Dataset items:

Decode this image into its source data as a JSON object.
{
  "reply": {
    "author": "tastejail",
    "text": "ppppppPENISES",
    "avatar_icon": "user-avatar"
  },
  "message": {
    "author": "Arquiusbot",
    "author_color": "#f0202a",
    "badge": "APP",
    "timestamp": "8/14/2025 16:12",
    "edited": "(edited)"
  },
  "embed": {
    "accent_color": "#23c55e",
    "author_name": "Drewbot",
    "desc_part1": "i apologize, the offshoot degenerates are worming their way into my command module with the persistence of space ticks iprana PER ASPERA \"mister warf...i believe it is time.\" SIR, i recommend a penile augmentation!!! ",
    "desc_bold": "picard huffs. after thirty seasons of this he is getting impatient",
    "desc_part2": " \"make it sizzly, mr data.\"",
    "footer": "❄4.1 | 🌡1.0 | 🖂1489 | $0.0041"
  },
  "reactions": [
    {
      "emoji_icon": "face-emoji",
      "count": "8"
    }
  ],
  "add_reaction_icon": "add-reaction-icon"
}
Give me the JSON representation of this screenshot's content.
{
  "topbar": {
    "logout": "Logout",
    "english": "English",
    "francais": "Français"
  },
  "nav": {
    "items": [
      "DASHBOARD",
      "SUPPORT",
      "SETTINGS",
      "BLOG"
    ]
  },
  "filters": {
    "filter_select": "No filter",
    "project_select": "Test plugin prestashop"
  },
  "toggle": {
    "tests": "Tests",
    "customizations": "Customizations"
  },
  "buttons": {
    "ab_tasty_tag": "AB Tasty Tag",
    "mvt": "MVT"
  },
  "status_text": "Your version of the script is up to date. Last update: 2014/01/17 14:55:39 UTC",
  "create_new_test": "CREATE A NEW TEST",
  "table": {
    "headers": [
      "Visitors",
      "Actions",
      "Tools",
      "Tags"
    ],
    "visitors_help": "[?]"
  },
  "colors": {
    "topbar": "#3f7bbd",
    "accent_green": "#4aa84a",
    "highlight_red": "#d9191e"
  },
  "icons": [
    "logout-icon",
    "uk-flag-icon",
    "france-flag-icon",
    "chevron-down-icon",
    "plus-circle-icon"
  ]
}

▶ Work to complete: Reproduce only the lines from the line containing "Give me the" to the last line of the material above, both of those lines included.

▶ Answer:
Give me the JSON representation of this screenshot's content.
{
  "topbar": {
    "logout": "Logout",
    "english": "English",
    "francais": "Français"
  },
  "nav": {
    "items": [
      "DASHBOARD",
      "SUPPORT",
      "SETTINGS",
      "BLOG"
    ]
  },
  "filters": {
    "filter_select": "No filter",
    "project_select": "Test plugin prestashop"
  },
  "toggle": {
    "tests": "Tests",
    "customizations": "Customizations"
  },
  "buttons": {
    "ab_tasty_tag": "AB Tasty Tag",
    "mvt": "MVT"
  },
  "status_text": "Your version of the script is up to date. Last update: 2014/01/17 14:55:39 UTC",
  "create_new_test": "CREATE A NEW TEST",
  "table": {
    "headers": [
      "Visitors",
      "Actions",
      "Tools",
      "Tags"
    ],
    "visitors_help": "[?]"
  },
  "colors": {
    "topbar": "#3f7bbd",
    "accent_green": "#4aa84a",
    "highlight_red": "#d9191e"
  },
  "icons": [
    "logout-icon",
    "uk-flag-icon",
    "france-flag-icon",
    "chevron-down-icon",
    "plus-circle-icon"
  ]
}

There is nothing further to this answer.